(Task objective): Copy out all the lines in the records that include the word "time".

(Input):
◆ ◆ ◆
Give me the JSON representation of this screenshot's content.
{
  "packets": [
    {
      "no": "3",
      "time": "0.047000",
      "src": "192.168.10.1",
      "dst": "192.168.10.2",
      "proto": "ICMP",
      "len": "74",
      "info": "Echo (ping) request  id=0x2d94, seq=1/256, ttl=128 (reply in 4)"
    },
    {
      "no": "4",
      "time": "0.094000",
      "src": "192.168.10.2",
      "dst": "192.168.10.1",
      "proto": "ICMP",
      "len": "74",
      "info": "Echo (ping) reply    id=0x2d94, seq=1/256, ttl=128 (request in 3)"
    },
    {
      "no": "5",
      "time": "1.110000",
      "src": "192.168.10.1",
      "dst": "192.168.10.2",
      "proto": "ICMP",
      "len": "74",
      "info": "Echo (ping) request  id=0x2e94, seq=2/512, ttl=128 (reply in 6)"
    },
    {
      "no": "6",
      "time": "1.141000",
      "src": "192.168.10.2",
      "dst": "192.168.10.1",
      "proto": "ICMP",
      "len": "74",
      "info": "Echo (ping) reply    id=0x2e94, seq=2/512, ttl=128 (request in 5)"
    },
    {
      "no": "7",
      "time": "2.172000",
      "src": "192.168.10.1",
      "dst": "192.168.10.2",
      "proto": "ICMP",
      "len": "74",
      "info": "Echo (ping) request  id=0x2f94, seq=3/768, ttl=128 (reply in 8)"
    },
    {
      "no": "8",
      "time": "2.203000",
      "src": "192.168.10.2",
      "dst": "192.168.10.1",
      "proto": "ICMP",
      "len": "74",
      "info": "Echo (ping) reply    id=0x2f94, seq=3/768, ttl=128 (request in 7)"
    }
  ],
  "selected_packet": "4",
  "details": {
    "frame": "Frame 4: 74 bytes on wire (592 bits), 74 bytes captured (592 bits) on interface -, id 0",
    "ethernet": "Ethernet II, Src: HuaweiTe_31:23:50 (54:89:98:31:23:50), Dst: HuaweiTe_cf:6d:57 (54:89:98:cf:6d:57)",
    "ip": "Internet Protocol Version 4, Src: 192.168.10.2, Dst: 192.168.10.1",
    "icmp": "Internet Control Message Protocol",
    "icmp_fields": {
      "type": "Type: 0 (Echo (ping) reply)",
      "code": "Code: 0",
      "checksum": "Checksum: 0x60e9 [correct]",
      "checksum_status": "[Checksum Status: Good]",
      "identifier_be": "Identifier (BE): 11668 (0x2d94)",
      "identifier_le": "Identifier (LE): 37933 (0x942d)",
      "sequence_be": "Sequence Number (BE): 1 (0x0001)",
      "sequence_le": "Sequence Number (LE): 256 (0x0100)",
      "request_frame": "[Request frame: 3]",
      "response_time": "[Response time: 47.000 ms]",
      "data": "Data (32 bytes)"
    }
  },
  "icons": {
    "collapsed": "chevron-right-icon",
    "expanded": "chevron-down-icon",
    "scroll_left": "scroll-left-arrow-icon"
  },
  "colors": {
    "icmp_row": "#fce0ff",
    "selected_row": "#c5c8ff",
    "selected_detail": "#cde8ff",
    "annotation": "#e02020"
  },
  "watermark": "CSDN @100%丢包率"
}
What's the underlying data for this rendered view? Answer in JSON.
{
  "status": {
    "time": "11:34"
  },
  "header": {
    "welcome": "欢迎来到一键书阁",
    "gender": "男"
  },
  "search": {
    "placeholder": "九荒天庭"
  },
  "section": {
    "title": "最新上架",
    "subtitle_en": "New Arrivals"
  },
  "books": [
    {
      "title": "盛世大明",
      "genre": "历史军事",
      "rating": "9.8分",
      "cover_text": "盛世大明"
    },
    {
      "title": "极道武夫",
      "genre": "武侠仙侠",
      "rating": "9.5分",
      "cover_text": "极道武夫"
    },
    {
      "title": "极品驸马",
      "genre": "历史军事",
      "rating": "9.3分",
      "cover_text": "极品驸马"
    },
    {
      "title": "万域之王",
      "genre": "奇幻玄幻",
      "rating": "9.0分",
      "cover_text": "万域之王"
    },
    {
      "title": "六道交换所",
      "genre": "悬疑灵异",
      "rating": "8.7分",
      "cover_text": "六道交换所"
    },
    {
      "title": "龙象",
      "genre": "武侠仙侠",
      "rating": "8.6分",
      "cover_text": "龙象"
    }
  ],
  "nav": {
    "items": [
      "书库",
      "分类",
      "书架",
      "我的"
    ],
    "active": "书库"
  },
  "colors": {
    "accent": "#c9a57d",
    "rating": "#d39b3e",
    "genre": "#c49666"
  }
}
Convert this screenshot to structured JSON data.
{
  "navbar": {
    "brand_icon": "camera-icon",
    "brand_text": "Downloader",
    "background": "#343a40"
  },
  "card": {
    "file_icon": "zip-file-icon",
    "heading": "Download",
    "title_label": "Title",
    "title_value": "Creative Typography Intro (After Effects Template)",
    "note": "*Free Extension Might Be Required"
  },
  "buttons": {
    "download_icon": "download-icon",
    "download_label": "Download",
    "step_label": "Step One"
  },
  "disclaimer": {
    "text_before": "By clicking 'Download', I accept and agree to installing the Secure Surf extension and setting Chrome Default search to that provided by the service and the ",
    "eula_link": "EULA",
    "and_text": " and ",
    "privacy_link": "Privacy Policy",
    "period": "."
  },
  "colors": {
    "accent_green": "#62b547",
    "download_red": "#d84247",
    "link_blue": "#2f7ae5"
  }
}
◆ ◆ ◆
(Reply to the task):
      "time": "0.047000",
      "time": "0.094000",
      "time": "1.110000",
      "time": "1.141000",
      "time": "2.172000",
      "time": "2.203000",
      "response_time": "[Response time: 47.000 ms]",
    "time": "11:34"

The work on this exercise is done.